-- begin Entries provided --

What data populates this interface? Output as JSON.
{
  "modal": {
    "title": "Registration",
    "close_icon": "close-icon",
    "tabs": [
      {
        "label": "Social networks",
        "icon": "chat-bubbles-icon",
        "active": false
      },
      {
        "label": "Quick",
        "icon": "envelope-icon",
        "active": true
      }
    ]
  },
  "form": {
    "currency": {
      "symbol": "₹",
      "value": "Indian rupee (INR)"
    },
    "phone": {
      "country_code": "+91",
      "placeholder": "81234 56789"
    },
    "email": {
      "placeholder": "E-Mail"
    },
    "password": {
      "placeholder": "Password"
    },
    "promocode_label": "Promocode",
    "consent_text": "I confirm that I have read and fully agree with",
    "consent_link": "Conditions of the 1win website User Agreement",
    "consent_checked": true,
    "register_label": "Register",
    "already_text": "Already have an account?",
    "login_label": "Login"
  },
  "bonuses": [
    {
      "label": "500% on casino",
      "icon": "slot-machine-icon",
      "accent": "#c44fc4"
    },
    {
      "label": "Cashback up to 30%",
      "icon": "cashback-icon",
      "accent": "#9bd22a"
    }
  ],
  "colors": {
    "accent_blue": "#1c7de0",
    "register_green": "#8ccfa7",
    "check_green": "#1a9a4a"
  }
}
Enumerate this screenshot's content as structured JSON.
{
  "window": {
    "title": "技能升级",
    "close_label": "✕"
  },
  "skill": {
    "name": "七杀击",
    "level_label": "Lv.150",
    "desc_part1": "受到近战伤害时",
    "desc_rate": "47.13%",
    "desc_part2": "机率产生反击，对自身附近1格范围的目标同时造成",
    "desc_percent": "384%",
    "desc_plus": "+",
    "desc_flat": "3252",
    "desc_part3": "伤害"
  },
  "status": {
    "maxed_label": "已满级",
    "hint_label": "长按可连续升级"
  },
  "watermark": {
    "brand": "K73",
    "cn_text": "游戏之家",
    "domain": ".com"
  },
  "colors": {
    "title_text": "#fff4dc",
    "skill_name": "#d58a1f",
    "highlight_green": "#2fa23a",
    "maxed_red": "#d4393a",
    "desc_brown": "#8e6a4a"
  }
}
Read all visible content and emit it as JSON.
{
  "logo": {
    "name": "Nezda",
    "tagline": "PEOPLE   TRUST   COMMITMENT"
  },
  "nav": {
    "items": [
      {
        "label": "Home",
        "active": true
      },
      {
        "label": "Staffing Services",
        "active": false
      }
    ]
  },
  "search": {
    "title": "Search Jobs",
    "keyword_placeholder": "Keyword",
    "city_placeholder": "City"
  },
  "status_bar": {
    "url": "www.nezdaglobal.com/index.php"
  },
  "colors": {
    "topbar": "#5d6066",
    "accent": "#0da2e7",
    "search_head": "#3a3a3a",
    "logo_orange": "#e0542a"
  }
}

-- end Entries provided --

-- What you are asked to do --
Set down every line of the listing above again, exactly as given.

-- Correct output --
What data populates this interface? Output as JSON.
{
  "modal": {
    "title": "Registration",
    "close_icon": "close-icon",
    "tabs": [
      {
        "label": "Social networks",
        "icon": "chat-bubbles-icon",
        "active": false
      },
      {
        "label": "Quick",
        "icon": "envelope-icon",
        "active": true
      }
    ]
  },
  "form": {
    "currency": {
      "symbol": "₹",
      "value": "Indian rupee (INR)"
    },
    "phone": {
      "country_code": "+91",
      "placeholder": "81234 56789"
    },
    "email": {
      "placeholder": "E-Mail"
    },
    "password": {
      "placeholder": "Password"
    },
    "promocode_label": "Promocode",
    "consent_text": "I confirm that I have read and fully agree with",
    "consent_link": "Conditions of the 1win website User Agreement",
    "consent_checked": true,
    "register_label": "Register",
    "already_text": "Already have an account?",
    "login_label": "Login"
  },
  "bonuses": [
    {
      "label": "500% on casino",
      "icon": "slot-machine-icon",
      "accent": "#c44fc4"
    },
    {
      "label": "Cashback up to 30%",
      "icon": "cashback-icon",
      "accent": "#9bd22a"
    }
  ],
  "colors": {
    "accent_blue": "#1c7de0",
    "register_green": "#8ccfa7",
    "check_green": "#1a9a4a"
  }
}
Enumerate this screenshot's content as structured JSON.
{
  "window": {
    "title": "技能升级",
    "close_label": "✕"
  },
  "skill": {
    "name": "七杀击",
    "level_label": "Lv.150",
    "desc_part1": "受到近战伤害时",
    "desc_rate": "47.13%",
    "desc_part2": "机率产生反击，对自身附近1格范围的目标同时造成",
    "desc_percent": "384%",
    "desc_plus": "+",
    "desc_flat": "3252",
    "desc_part3": "伤害"
  },
  "status": {
    "maxed_label": "已满级",
    "hint_label": "长按可连续升级"
  },
  "watermark": {
    "brand": "K73",
    "cn_text": "游戏之家",
    "domain": ".com"
  },
  "colors": {
    "title_text": "#fff4dc",
    "skill_name": "#d58a1f",
    "highlight_green": "#2fa23a",
    "maxed_red": "#d4393a",
    "desc_brown": "#8e6a4a"
  }
}
Read all visible content and emit it as JSON.
{
  "logo": {
    "name": "Nezda",
    "tagline": "PEOPLE   TRUST   COMMITMENT"
  },
  "nav": {
    "items": [
      {
        "label": "Home",
        "active": true
      },
      {
        "label": "Staffing Services",
        "active": false
      }
    ]
  },
  "search": {
    "title": "Search Jobs",
    "keyword_placeholder": "Keyword",
    "city_placeholder": "City"
  },
  "status_bar": {
    "url": "www.nezdaglobal.com/index.php"
  },
  "colors": {
    "topbar": "#5d6066",
    "accent": "#0da2e7",
    "search_head": "#3a3a3a",
    "logo_orange": "#e0542a"
  }
}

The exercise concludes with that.